== Data listing ==
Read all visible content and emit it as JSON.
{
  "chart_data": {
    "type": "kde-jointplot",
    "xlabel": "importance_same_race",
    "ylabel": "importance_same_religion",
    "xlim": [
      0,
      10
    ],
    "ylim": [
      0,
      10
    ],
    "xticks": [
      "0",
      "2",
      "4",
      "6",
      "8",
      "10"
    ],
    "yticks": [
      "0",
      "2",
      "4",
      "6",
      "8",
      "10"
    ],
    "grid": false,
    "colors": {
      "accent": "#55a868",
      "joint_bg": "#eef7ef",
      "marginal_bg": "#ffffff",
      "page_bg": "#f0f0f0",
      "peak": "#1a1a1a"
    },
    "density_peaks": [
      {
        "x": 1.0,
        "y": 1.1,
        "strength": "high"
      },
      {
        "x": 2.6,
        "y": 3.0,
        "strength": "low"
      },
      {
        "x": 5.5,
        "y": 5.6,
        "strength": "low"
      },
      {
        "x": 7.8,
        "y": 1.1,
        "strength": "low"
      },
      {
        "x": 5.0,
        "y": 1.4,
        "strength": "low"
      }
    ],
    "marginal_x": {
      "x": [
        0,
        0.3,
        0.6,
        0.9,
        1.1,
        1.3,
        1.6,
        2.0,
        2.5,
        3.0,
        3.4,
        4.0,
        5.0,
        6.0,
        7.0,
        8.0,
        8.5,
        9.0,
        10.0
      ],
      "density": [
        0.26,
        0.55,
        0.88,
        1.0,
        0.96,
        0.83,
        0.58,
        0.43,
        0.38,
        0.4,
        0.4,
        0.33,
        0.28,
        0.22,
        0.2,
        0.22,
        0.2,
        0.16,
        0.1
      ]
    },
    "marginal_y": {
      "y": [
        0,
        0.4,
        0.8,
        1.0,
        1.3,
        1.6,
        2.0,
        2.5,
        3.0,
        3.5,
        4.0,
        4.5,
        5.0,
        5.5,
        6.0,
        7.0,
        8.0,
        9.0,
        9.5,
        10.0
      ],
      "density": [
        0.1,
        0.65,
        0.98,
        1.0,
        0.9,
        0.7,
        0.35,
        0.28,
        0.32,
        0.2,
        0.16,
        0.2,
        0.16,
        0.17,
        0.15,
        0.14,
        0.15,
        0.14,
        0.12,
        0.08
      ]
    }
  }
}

== The request ==
Return every line of the material exactly.

== Correct result ==
Read all visible content and emit it as JSON.
{
  "chart_data": {
    "type": "kde-jointplot",
    "xlabel": "importance_same_race",
    "ylabel": "importance_same_religion",
    "xlim": [
      0,
      10
    ],
    "ylim": [
      0,
      10
    ],
    "xticks": [
      "0",
      "2",
      "4",
      "6",
      "8",
      "10"
    ],
    "yticks": [
      "0",
      "2",
      "4",
      "6",
      "8",
      "10"
    ],
    "grid": false,
    "colors": {
      "accent": "#55a868",
      "joint_bg": "#eef7ef",
      "marginal_bg": "#ffffff",
      "page_bg": "#f0f0f0",
      "peak": "#1a1a1a"
    },
    "density_peaks": [
      {
        "x": 1.0,
        "y": 1.1,
        "strength": "high"
      },
      {
        "x": 2.6,
        "y": 3.0,
        "strength": "low"
      },
      {
        "x": 5.5,
        "y": 5.6,
        "strength": "low"
      },
      {
        "x": 7.8,
        "y": 1.1,
        "strength": "low"
      },
      {
        "x": 5.0,
        "y": 1.4,
        "strength": "low"
      }
    ],
    "marginal_x": {
      "x": [
        0,
        0.3,
        0.6,
        0.9,
        1.1,
        1.3,
        1.6,
        2.0,
        2.5,
        3.0,
        3.4,
        4.0,
        5.0,
        6.0,
        7.0,
        8.0,
        8.5,
        9.0,
        10.0
      ],
      "density": [
        0.26,
        0.55,
        0.88,
        1.0,
        0.96,
        0.83,
        0.58,
        0.43,
        0.38,
        0.4,
        0.4,
        0.33,
        0.28,
        0.22,
        0.2,
        0.22,
        0.2,
        0.16,
        0.1
      ]
    },
    "marginal_y": {
      "y": [
        0,
        0.4,
        0.8,
        1.0,
        1.3,
        1.6,
        2.0,
        2.5,
        3.0,
        3.5,
        4.0,
        4.5,
        5.0,
        5.5,
        6.0,
        7.0,
        8.0,
        9.0,
        9.5,
        10.0
      ],
      "density": [
        0.1,
        0.65,
        0.98,
        1.0,
        0.9,
        0.7,
        0.35,
        0.28,
        0.32,
        0.2,
        0.16,
        0.2,
        0.16,
        0.17,
        0.15,
        0.14,
        0.15,
        0.14,
        0.12,
        0.08
      ]
    }
  }
}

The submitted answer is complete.